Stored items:
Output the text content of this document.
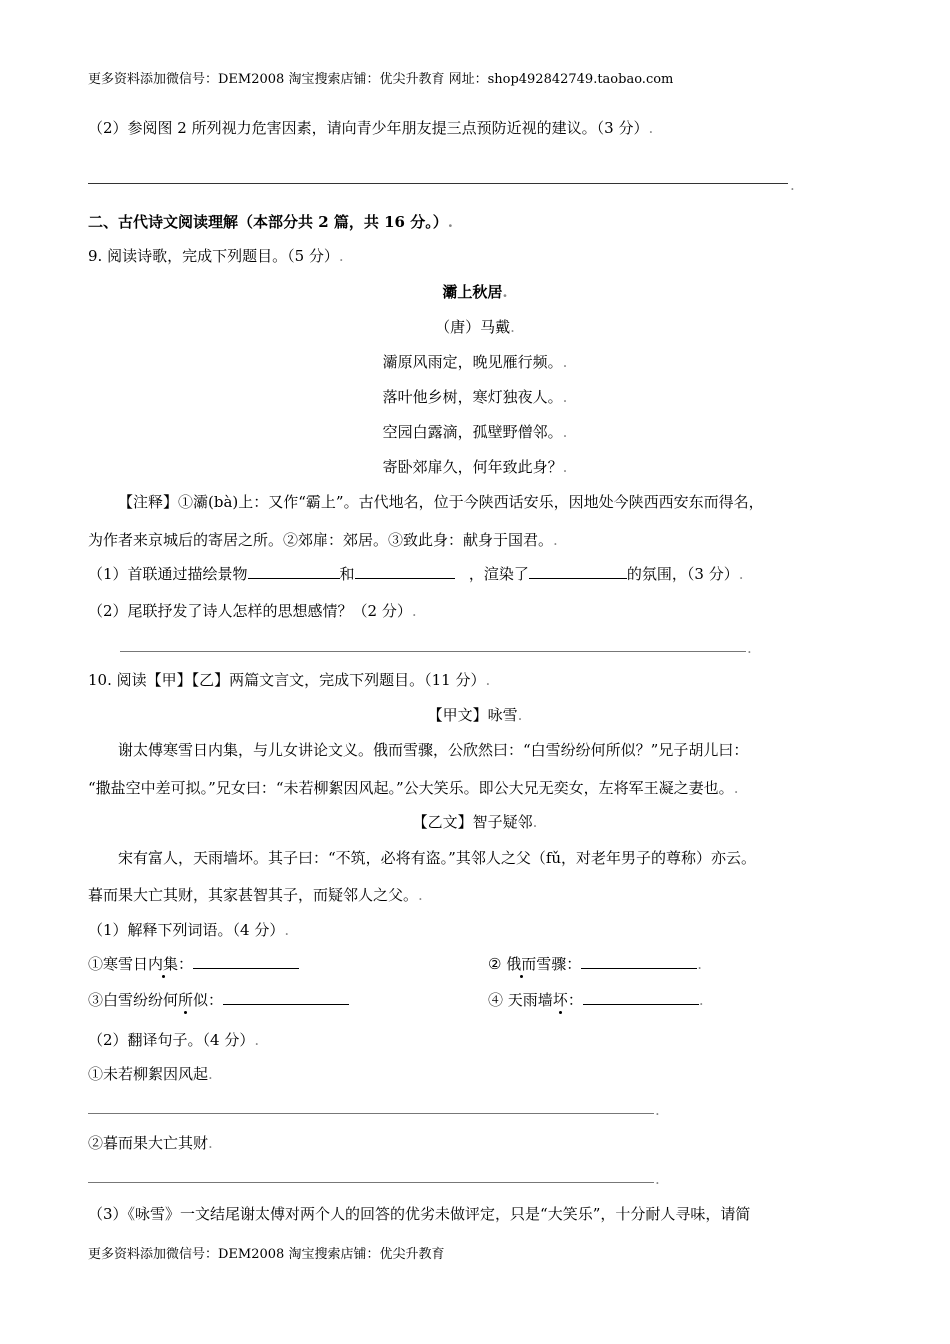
更多资料添加微信号：DEM2008 淘宝搜索店铺：优尖升教育 网址：shop492842749.taobao.com
（2）参阅图 2 所列视力危害因素，请向青少年朋友提三点预防近视的建议。（3 分）.
.
二、古代诗文阅读理解（本部分共 2 篇，共 16 分。）.
9. 阅读诗歌，完成下列题目。（5 分）.
灞上秋居.
（唐）马戴.
灞原风雨定，晚见雁行频。.
落叶他乡树，寒灯独夜人。.
空园白露滴，孤壁野僧邻。.
寄卧郊扉久，何年致此身？.
【注释】①灞(bà)上：又作“霸上”。古代地名，位于今陕西话安乐，因地处今陕西西安东而得名，
为作者来京城后的寄居之所。②郊扉：郊居。③致此身：献身于国君。.
（1）首联通过描绘景物	和	，渲染了	的氛围，（3 分）.
（2）尾联抒发了诗人怎样的思想感情？（2 分）.
.
10. 阅读【甲】【乙】两篇文言文，完成下列题目。（11 分）.
【甲文】咏雪.
谢太傅寒雪日内集，与儿女讲论文义。俄而雪骤，公欣然曰：“白雪纷纷何所似？”兄子胡儿曰：
“撒盐空中差可拟。”兄女曰：“未若柳絮因风起。”公大笑乐。即公大兄无奕女，左将军王凝之妻也。.
【乙文】智子疑邻.
宋有富人，天雨墙坏。其子曰：“不筑，必将有盗。”其邻人之父（fǔ，对老年男子的尊称）亦云。
暮而果大亡其财，其家甚智其子，而疑邻人之父。.
（1）解释下列词语。（4 分）.
①寒雪日内集：	② 俄而雪骤：	.
③白雪纷纷何所似：	④ 天雨墙坏：	.
（2）翻译句子。（4 分）.
①未若柳絮因风起.
.
②暮而果大亡其财.
.
（3）《咏雪》一文结尾谢太傅对两个人的回答的优劣未做评定，只是“大笑乐”，十分耐人寻味，请简
更多资料添加微信号：DEM2008 淘宝搜索店铺：优尖升教育
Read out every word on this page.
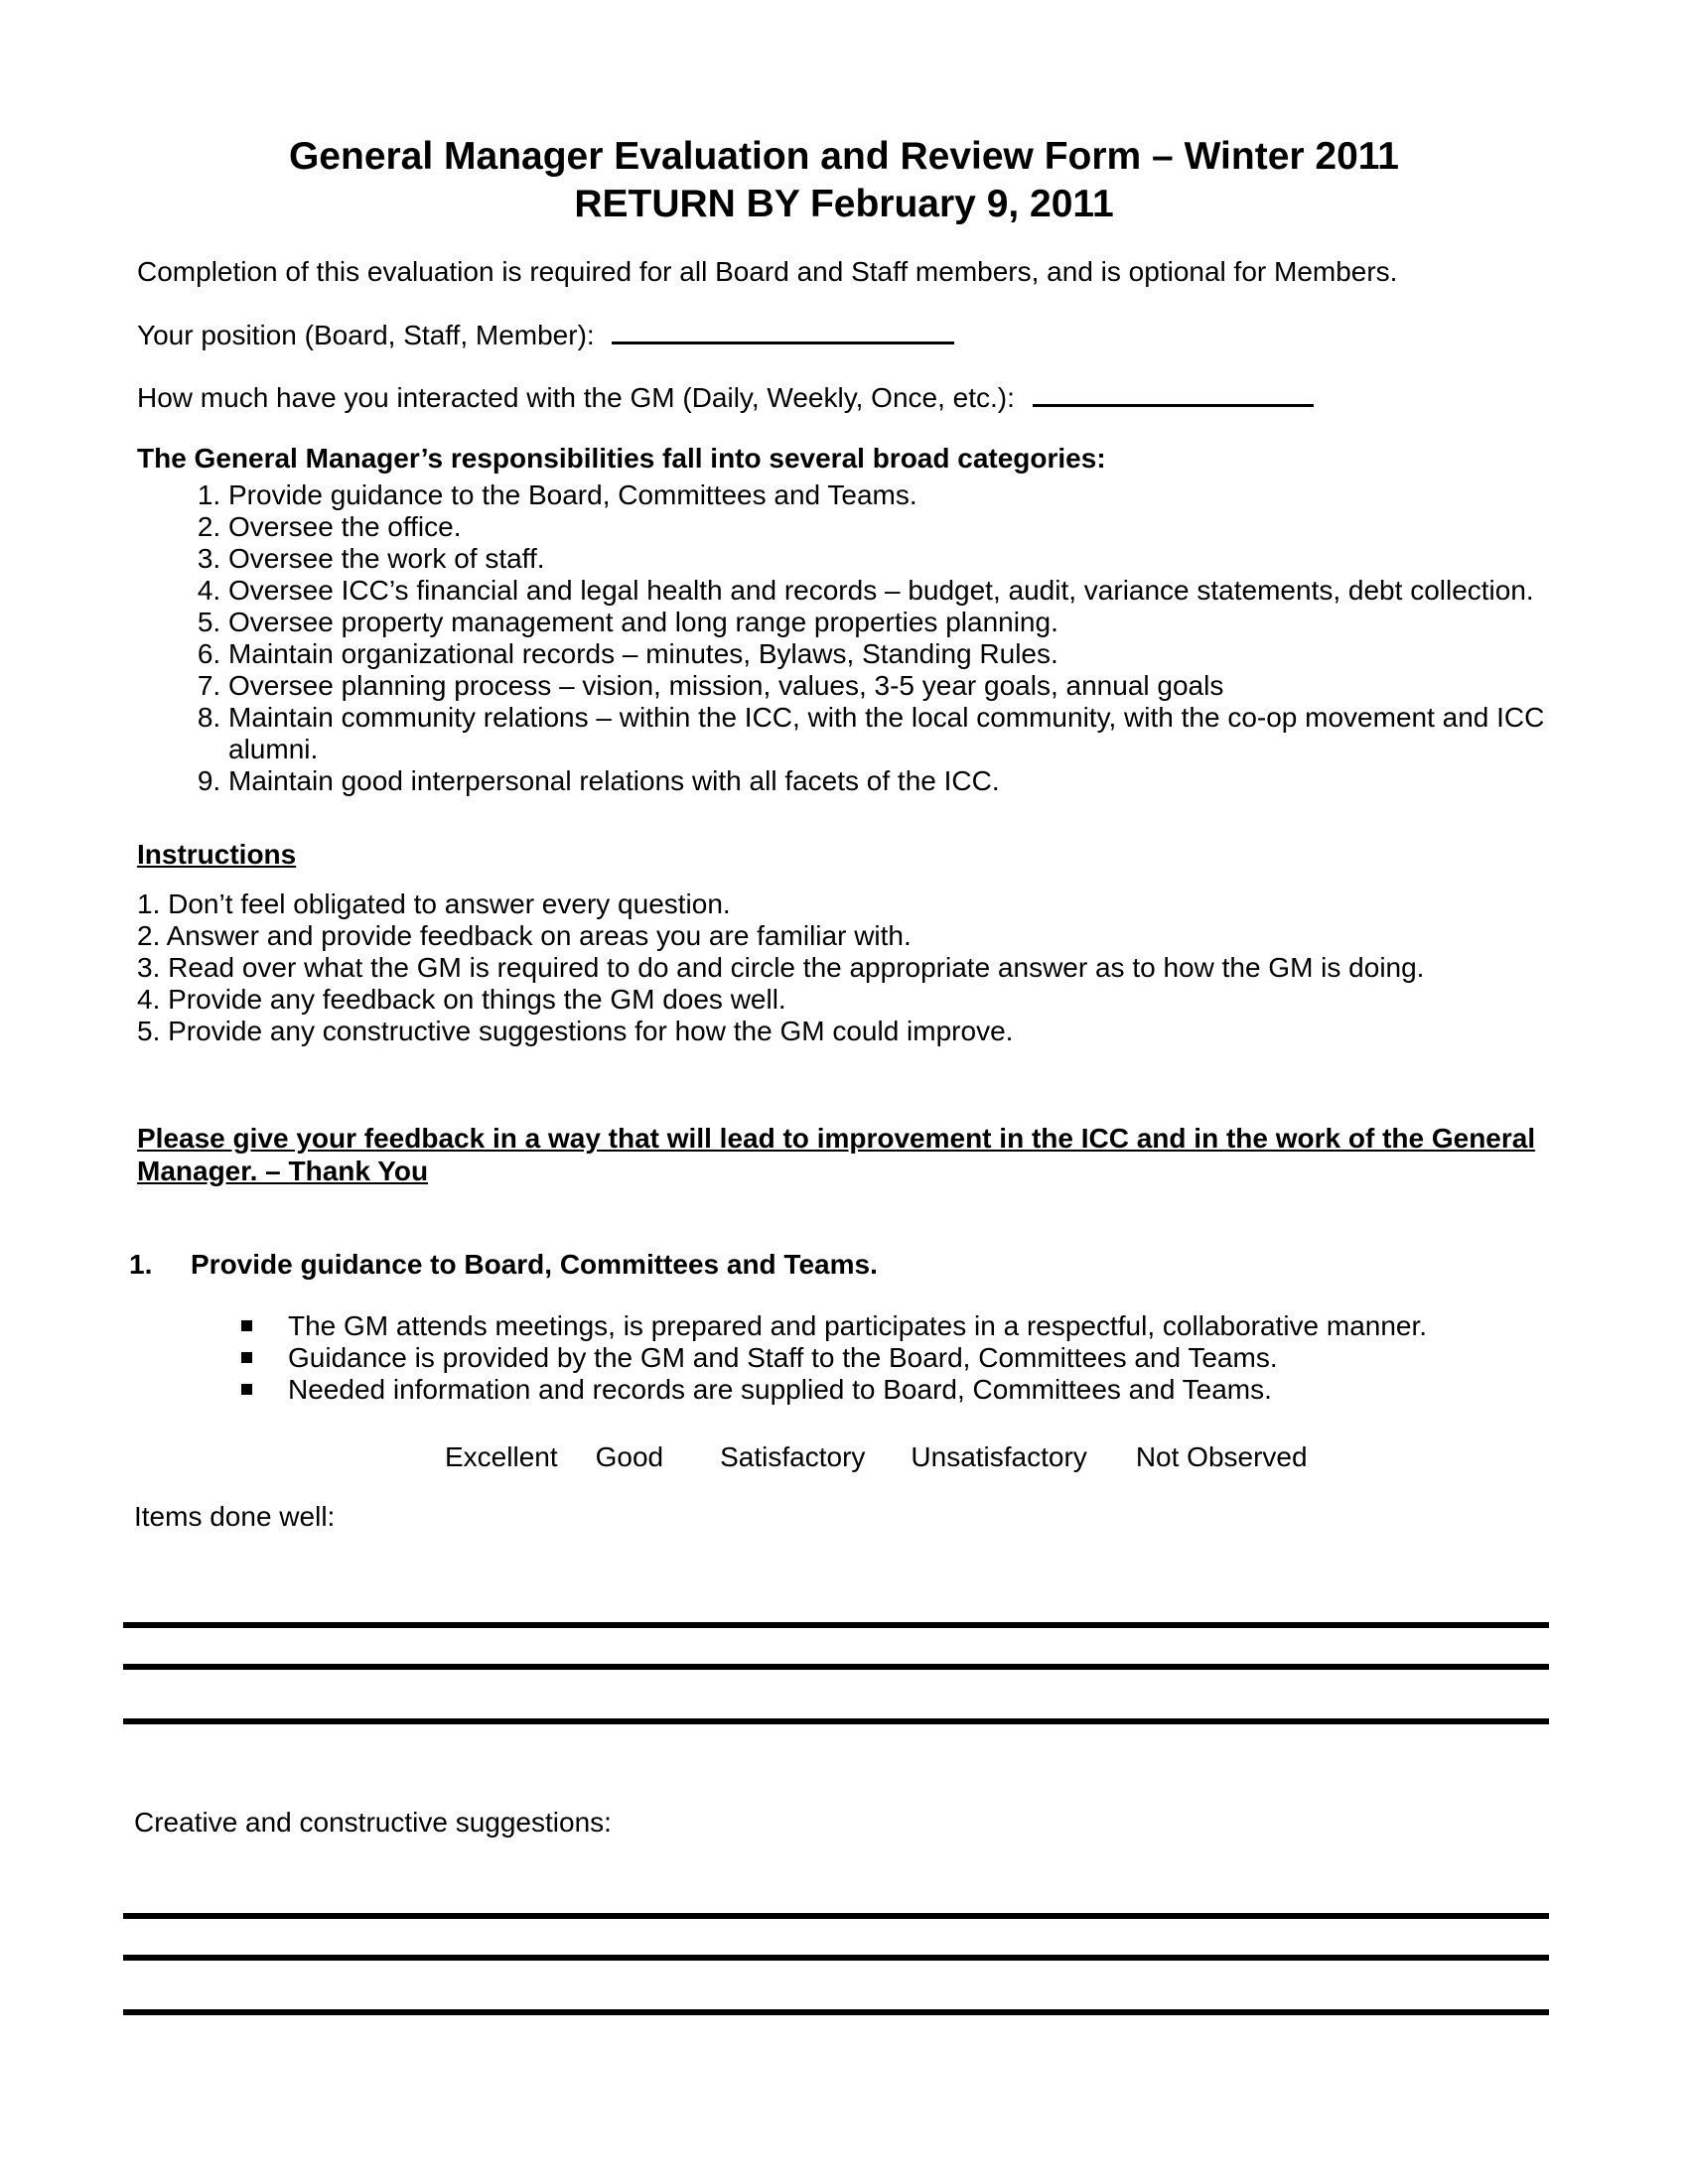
General Manager Evaluation and Review Form – Winter 2011
RETURN BY February 9, 2011
Completion of this evaluation is required for all Board and Staff members, and is optional for Members.
Your position (Board, Staff, Member):
How much have you interacted with the GM (Daily, Weekly, Once, etc.):
The General Manager’s responsibilities fall into several broad categories:
1. Provide guidance to the Board, Committees and Teams.
2. Oversee the office.
3. Oversee the work of staff.
4. Oversee ICC’s financial and legal health and records – budget, audit, variance statements, debt collection.
5. Oversee property management and long range properties planning.
6. Maintain organizational records – minutes, Bylaws, Standing Rules.
7. Oversee planning process – vision, mission, values, 3-5 year goals, annual goals
8. Maintain community relations – within the ICC, with the local community, with the co-op movement and ICC alumni.
9. Maintain good interpersonal relations with all facets of the ICC.
Instructions
1. Don’t feel obligated to answer every question.
2. Answer and provide feedback on areas you are familiar with.
3. Read over what the GM is required to do and circle the appropriate answer as to how the GM is doing.
4. Provide any feedback on things the GM does well.
5. Provide any constructive suggestions for how the GM could improve.
Please give your feedback in a way that will lead to improvement in the ICC and in the work of the General Manager. – Thank You
1.	Provide guidance to Board, Committees and Teams.
The GM attends meetings, is prepared and participates in a respectful, collaborative manner.
Guidance is provided by the GM and Staff to the Board, Committees and Teams.
Needed information and records are supplied to Board, Committees and Teams.
Excellent Good Satisfactory Unsatisfactory Not Observed
Items done well:
Creative and constructive suggestions:
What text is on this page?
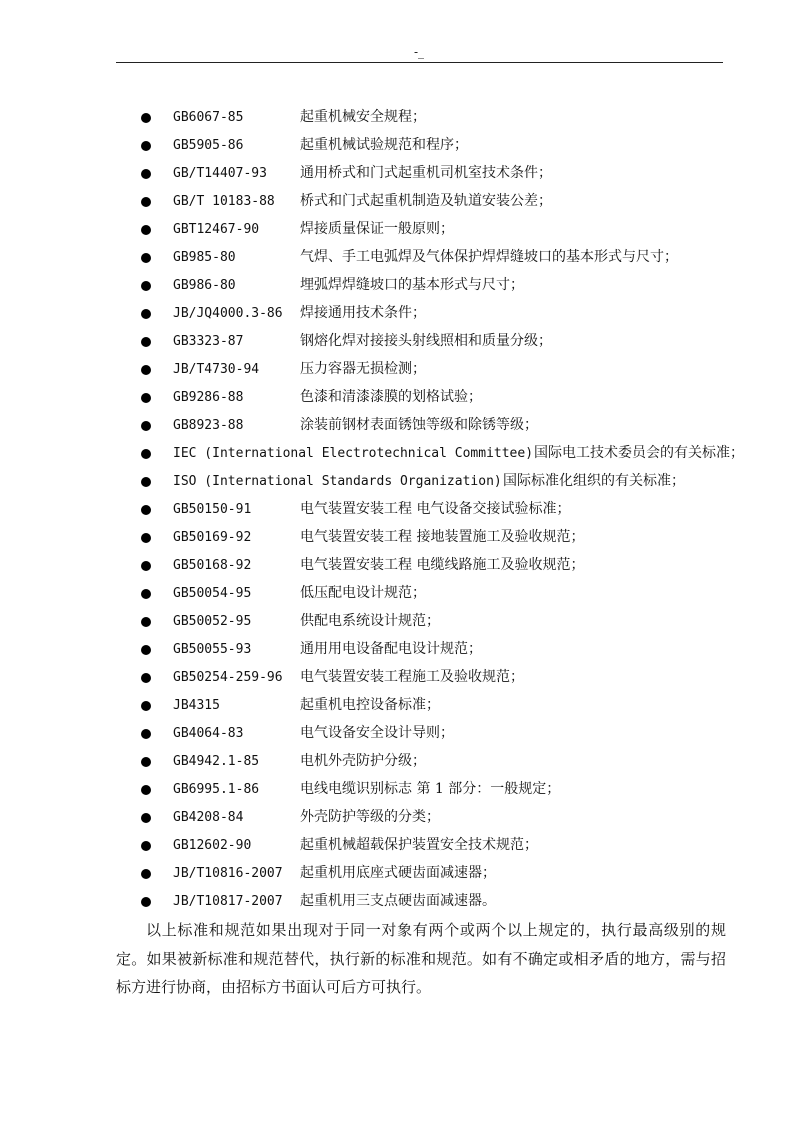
-_
GB6067-85	起重机械安全规程；
GB5905-86	起重机械试验规范和程序；
GB/T14407-93 通用桥式和门式起重机司机室技术条件；
GB/T 10183-88 桥式和门式起重机制造及轨道安装公差；
GBT12467-90	焊接质量保证一般原则；
GB985-80	气焊、手工电弧焊及气体保护焊焊缝坡口的基本形式与尺寸；
GB986-80	埋弧焊焊缝坡口的基本形式与尺寸；
JB/JQ4000.3-86 焊接通用技术条件；
GB3323-87	钢熔化焊对接接头射线照相和质量分级；
JB/T4730-94	压力容器无损检测；
GB9286-88	色漆和清漆漆膜的划格试验；
GB8923-88	涂装前钢材表面锈蚀等级和除锈等级；
IEC (International Electrotechnical Committee) 国际电工技术委员会的有关标准；
ISO (International Standards Organization) 国际标准化组织的有关标准；
GB50150-91	电气装置安装工程 电气设备交接试验标准；
GB50169-92	电气装置安装工程 接地装置施工及验收规范；
GB50168-92	电气装置安装工程 电缆线路施工及验收规范；
GB50054-95	低压配电设计规范；
GB50052-95	供配电系统设计规范；
GB50055-93	通用用电设备配电设计规范；
GB50254-259-96 电气装置安装工程施工及验收规范；
JB4315	起重机电控设备标准；
GB4064-83	电气设备安全设计导则；
GB4942.1-85	电机外壳防护分级；
GB6995.1-86	电线电缆识别标志 第 1 部分：一般规定；
GB4208-84	外壳防护等级的分类；
GB12602-90	起重机械超载保护装置安全技术规范；
JB/T10816-2007 起重机用底座式硬齿面减速器；
JB/T10817-2007 起重机用三支点硬齿面减速器。

以上标准和规范如果出现对于同一对象有两个或两个以上规定的，执行最高级别的规定。如果被新标准和规范替代，执行新的标准和规范。如有不确定或相矛盾的地方，需与招标方进行协商，由招标方书面认可后方可执行。
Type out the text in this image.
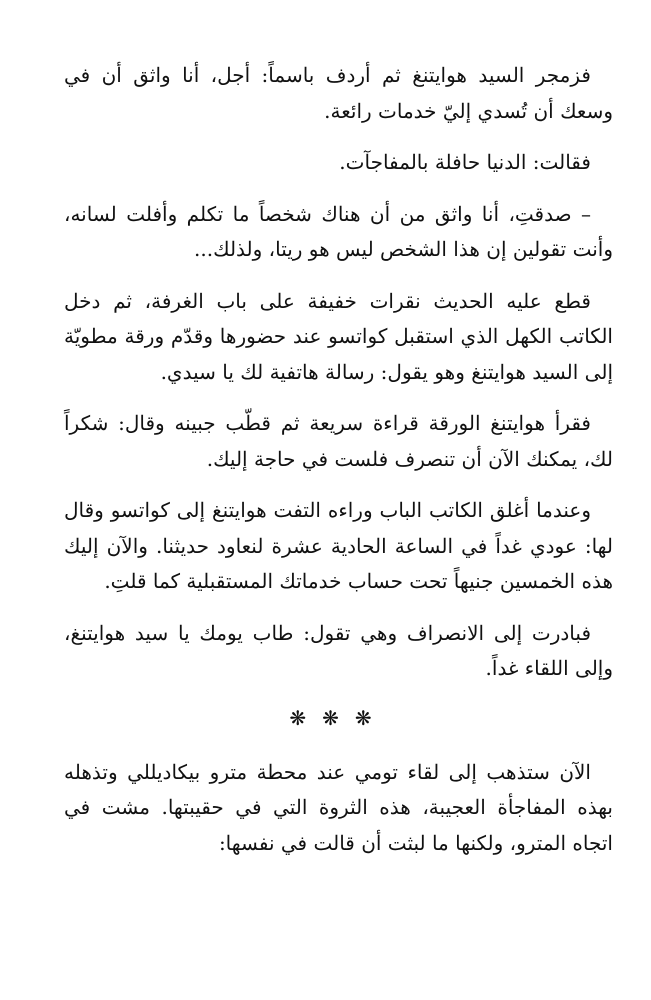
فزمجر السيد هوايتنغ ثم أردف باسماً: أجل، أنا واثق أن في وسعك أن تُسدي إليّ خدمات رائعة.

فقالت: الدنيا حافلة بالمفاجآت.

– صدقتِ، أنا واثق من أن هناك شخصاً ما تكلم وأفلت لسانه، وأنت تقولين إن هذا الشخص ليس هو ريتا، ولذلك...

قطع عليه الحديث نقرات خفيفة على باب الغرفة، ثم دخل الكاتب الكهل الذي استقبل كواتسو عند حضورها وقدّم ورقة مطويّة إلى السيد هوايتنغ وهو يقول: رسالة هاتفية لك يا سيدي.

فقرأ هوايتنغ الورقة قراءة سريعة ثم قطّب جبينه وقال: شكراً لك، يمكنك الآن أن تنصرف فلست في حاجة إليك.

وعندما أغلق الكاتب الباب وراءه التفت هوايتنغ إلى كواتسو وقال لها: عودي غداً في الساعة الحادية عشرة لنعاود حديثنا. والآن إليك هذه الخمسين جنيهاً تحت حساب خدماتك المستقبلية كما قلتِ.

فبادرت إلى الانصراف وهي تقول: طاب يومك يا سيد هوايتنغ، وإلى اللقاء غداً.

❋❋❋

الآن ستذهب إلى لقاء تومي عند محطة مترو بيكاديللي وتذهله بهذه المفاجأة العجيبة، هذه الثروة التي في حقيبتها. مشت في اتجاه المترو، ولكنها ما لبثت أن قالت في نفسها:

#### [EXERCISE DETAILS]
Identify the lines above that contain the word "General", then copy them.

#### [EXERCISE SOLUTION]
General Manager Evaluation and Review Form – Winter 2011
The General Manager’s responsibilities fall into several broad categories:
Please give your feedback in a way that will lead to improvement in the ICC and in the work of the General Manager. – Thank You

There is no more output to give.